Recorded data
##########
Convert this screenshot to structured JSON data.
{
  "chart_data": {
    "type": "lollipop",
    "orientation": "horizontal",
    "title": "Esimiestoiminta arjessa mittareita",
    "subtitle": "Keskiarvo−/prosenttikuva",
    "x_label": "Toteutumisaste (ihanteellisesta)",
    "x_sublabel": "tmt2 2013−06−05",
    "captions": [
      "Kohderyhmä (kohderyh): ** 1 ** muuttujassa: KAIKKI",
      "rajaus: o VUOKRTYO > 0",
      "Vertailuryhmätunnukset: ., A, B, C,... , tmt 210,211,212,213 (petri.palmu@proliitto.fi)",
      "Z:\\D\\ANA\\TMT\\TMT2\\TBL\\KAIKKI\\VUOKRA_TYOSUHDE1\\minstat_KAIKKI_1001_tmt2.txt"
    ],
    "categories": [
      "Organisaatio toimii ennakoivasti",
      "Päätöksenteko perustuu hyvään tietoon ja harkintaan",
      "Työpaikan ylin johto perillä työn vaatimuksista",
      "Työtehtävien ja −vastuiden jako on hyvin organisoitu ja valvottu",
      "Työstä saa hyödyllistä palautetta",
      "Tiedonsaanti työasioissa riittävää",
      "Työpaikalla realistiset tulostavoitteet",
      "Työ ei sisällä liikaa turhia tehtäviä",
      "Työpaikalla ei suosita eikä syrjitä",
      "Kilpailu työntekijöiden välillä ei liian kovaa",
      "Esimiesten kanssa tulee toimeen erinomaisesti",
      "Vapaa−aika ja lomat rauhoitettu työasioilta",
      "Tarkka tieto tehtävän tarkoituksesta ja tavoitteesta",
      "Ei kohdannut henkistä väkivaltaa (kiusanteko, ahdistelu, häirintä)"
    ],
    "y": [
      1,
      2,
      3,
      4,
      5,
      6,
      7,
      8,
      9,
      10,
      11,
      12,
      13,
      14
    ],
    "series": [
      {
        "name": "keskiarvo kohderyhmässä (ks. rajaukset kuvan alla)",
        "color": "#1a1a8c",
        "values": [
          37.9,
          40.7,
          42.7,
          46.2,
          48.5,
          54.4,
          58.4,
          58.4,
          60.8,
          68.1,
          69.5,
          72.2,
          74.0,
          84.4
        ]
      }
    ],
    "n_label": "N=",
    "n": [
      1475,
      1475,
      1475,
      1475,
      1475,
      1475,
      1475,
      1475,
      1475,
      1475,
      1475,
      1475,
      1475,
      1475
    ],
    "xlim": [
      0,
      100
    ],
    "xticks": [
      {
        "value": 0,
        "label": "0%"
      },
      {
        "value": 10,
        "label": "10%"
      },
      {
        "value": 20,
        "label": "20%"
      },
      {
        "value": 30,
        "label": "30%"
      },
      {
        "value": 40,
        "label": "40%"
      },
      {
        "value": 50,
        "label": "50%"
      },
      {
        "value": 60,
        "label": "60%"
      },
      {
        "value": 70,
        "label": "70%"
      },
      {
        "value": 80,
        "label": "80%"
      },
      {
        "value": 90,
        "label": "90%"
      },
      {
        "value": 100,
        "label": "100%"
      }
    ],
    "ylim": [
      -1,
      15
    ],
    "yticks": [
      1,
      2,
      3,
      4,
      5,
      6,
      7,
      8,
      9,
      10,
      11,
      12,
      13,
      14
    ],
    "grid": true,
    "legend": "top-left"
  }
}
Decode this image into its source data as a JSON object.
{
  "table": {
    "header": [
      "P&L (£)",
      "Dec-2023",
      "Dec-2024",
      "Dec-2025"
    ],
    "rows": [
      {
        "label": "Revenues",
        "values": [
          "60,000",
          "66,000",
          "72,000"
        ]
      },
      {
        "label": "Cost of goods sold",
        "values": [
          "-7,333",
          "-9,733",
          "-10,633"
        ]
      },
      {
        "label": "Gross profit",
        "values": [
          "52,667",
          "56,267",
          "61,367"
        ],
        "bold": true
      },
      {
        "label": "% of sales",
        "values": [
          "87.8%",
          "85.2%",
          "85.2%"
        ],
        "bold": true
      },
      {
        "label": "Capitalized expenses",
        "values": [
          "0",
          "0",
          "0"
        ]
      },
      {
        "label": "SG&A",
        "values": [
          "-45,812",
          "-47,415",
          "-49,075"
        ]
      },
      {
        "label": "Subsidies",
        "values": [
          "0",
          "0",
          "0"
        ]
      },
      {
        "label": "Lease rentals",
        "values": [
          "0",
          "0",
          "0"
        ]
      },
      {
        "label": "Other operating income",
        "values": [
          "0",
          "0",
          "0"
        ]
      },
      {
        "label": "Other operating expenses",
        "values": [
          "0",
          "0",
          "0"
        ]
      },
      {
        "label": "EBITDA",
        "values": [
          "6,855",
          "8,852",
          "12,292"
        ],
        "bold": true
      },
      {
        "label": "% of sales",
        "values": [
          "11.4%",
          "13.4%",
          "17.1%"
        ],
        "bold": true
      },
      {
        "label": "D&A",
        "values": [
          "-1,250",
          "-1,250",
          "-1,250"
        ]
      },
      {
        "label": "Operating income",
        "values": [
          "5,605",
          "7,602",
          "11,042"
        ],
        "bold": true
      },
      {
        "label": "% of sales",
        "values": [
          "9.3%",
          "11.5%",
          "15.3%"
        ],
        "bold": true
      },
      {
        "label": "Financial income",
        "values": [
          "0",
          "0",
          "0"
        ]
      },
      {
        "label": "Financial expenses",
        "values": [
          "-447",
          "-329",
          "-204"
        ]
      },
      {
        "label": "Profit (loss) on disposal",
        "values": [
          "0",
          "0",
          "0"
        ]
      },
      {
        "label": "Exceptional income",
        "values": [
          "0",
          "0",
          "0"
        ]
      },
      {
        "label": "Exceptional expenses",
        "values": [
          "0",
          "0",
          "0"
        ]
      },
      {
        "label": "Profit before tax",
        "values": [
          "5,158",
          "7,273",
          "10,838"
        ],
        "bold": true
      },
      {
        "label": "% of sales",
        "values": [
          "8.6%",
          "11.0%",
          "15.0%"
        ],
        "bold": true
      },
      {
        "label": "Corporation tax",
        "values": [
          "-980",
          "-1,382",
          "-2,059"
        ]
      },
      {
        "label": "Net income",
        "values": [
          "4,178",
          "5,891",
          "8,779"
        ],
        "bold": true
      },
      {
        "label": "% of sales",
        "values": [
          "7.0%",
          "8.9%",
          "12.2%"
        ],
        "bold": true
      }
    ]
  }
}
##########
Exercise description:
Identify the lines in the entries that hold "Exceptional" and return each one.

The reply:
        "label": "Exceptional income",
        "label": "Exceptional expenses",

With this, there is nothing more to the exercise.